• [Exercise prompt]: Copy each line below in which the word "xlabel" occurs.

• [Extracted material]:
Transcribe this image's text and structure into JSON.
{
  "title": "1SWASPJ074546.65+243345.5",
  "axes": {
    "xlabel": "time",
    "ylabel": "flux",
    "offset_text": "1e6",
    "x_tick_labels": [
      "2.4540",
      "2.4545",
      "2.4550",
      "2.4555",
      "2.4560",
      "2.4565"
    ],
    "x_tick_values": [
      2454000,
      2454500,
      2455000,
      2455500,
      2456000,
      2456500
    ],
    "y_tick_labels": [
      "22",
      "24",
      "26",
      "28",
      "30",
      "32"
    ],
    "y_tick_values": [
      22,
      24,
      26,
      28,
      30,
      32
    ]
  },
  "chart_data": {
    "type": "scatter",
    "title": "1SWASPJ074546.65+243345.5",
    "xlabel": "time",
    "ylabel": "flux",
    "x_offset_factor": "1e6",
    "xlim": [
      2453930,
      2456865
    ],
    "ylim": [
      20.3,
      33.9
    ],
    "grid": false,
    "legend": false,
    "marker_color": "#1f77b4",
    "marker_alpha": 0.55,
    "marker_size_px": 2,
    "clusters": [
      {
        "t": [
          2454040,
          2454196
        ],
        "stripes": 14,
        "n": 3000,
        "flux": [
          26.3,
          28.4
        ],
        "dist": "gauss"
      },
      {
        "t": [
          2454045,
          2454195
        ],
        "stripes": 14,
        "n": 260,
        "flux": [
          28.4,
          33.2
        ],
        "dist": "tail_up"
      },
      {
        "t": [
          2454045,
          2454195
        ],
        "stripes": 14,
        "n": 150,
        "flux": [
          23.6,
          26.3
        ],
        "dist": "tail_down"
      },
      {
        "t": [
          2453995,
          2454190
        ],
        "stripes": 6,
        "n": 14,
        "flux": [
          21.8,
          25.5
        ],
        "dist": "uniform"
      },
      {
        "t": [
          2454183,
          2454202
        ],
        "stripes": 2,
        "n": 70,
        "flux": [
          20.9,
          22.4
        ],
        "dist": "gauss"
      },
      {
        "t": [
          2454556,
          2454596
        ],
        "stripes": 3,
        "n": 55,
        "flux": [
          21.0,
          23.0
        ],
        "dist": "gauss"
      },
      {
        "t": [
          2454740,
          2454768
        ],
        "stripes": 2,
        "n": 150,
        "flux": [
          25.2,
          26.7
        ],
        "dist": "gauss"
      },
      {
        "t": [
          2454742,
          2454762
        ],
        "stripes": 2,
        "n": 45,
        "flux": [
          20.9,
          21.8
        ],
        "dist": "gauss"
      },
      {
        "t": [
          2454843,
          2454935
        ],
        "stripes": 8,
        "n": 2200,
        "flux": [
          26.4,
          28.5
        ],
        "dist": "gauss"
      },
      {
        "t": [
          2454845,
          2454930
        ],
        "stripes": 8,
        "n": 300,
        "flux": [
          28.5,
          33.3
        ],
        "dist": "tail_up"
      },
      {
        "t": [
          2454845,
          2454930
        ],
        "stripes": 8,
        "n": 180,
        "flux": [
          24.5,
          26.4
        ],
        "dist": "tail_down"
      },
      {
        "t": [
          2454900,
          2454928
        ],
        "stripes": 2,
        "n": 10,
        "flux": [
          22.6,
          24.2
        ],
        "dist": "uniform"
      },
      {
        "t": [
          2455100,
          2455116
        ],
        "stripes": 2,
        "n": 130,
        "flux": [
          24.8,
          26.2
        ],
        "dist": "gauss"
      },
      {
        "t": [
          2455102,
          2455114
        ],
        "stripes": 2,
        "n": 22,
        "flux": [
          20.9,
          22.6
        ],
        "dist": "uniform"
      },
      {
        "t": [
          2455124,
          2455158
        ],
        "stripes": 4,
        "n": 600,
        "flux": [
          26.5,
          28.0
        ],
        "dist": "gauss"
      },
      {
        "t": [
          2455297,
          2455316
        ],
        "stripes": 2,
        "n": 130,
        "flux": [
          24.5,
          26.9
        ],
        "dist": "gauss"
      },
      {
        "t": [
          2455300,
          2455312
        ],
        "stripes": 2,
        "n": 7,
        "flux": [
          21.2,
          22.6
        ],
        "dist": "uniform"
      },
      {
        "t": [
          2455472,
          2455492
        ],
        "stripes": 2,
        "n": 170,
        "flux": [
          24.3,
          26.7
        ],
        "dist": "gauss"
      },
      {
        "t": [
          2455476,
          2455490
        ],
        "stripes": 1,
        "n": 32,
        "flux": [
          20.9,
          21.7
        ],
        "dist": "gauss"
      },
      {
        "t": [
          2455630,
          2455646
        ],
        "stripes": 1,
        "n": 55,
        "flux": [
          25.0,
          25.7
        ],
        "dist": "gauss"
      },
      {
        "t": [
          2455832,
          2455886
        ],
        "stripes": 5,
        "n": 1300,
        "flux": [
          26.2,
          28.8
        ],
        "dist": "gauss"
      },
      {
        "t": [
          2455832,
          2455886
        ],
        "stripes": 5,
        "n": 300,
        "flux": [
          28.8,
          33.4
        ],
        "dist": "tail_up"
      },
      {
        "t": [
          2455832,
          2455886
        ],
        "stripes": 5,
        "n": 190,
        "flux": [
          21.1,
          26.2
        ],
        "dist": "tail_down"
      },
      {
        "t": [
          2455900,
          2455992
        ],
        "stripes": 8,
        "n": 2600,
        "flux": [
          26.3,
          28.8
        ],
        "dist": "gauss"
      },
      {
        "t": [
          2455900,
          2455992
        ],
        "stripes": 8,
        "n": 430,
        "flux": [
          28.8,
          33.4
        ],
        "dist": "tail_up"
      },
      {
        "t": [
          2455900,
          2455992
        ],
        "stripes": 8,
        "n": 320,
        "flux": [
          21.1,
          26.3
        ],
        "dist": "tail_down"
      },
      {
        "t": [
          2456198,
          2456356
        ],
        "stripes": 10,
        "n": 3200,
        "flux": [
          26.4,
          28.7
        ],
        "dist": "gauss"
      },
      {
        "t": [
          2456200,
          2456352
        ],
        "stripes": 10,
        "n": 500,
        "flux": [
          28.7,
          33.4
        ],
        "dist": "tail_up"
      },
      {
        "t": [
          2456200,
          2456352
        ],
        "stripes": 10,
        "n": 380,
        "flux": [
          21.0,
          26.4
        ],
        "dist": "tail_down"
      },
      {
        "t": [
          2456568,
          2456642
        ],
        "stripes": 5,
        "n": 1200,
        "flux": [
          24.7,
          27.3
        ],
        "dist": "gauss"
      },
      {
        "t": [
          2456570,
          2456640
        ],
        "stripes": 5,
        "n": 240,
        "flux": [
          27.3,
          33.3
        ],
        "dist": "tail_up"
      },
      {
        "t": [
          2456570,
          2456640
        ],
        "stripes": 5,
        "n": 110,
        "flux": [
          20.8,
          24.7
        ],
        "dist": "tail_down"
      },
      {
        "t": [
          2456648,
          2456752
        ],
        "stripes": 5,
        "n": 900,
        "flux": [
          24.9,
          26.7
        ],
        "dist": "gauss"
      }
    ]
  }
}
...
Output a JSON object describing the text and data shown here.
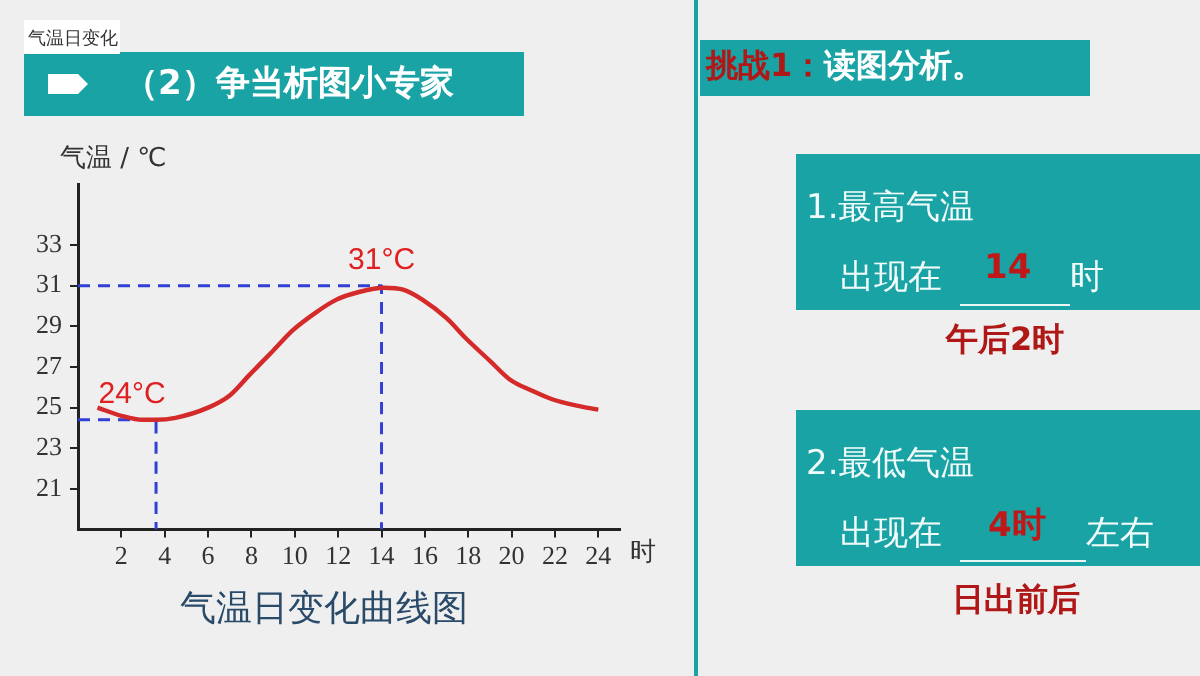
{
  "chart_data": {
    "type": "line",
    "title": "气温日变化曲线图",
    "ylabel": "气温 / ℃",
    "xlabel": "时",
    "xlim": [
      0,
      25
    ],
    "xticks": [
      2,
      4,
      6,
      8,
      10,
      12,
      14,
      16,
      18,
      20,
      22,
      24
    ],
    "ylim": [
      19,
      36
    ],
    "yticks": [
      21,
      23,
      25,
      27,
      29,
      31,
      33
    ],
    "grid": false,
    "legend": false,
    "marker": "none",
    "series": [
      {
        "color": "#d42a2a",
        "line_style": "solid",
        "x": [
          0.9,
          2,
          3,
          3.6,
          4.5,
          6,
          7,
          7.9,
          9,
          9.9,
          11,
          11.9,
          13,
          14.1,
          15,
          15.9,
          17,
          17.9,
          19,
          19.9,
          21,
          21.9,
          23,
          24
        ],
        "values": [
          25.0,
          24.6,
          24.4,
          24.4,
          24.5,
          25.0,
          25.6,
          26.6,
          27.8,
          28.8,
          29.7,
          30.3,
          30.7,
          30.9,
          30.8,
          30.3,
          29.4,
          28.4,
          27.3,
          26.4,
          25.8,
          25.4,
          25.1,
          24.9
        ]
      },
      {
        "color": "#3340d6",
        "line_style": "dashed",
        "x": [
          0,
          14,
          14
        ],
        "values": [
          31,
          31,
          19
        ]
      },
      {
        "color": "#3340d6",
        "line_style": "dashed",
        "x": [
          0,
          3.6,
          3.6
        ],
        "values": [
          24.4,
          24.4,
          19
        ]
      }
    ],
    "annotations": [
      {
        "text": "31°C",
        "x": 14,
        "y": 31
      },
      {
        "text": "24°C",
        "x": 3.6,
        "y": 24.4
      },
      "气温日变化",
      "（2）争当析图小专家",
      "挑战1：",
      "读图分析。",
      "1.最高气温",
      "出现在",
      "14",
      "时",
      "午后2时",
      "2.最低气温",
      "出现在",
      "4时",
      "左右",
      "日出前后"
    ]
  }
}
==
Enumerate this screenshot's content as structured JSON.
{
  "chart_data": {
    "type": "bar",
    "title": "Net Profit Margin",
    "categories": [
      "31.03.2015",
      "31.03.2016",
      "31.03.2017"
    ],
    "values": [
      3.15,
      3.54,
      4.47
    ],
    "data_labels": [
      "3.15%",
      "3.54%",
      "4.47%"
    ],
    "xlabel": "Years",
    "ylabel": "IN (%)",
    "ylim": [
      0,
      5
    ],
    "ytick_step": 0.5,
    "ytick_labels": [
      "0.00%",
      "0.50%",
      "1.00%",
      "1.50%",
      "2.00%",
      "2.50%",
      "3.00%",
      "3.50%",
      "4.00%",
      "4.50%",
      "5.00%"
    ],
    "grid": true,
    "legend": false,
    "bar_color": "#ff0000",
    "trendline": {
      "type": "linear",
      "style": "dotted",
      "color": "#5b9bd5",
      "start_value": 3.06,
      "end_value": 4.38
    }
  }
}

• [Written solution]:
    "xlabel": "time",
    "xlabel": "time",
    "xlabel": "时",
    "xlabel": "Years",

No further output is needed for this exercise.